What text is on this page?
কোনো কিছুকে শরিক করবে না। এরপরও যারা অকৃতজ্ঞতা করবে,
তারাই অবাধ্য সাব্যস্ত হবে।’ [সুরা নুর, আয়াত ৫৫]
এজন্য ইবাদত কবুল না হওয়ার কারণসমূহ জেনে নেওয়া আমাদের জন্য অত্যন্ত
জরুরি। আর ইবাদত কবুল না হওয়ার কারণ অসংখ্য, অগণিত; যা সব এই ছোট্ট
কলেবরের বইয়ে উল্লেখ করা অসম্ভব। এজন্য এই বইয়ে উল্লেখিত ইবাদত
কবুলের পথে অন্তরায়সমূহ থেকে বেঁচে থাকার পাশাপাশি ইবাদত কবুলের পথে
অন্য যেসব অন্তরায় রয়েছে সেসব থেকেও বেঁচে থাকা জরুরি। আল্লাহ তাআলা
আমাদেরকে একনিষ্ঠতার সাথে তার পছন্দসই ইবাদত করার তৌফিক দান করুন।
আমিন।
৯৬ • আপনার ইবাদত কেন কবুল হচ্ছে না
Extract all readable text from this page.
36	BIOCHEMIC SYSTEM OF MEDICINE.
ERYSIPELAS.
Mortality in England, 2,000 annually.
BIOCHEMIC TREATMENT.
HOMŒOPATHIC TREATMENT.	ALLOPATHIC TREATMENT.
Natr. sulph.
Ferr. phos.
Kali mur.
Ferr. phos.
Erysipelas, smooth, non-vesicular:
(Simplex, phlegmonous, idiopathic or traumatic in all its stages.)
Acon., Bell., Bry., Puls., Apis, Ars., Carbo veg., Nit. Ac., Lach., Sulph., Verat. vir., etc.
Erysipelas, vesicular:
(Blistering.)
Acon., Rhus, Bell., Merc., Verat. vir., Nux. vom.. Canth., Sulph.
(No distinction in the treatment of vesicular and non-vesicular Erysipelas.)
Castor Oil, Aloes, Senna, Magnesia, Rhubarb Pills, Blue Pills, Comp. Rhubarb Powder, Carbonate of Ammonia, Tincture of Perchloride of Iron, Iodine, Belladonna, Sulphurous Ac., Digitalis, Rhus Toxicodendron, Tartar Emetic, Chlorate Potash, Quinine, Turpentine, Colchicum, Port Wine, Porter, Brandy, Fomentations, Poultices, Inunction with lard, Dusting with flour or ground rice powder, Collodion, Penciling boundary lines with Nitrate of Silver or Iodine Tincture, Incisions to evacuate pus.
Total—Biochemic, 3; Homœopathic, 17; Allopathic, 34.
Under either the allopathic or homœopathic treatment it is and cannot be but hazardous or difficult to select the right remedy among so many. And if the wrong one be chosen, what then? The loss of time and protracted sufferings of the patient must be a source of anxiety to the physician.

★ ★ ★

**WRITTEN REQUEST:**
Find and copy every line in the entries above where the string "page" occurs.

**CORRECT ANSWER:**
What text is on this page?
Extract all readable text from this page.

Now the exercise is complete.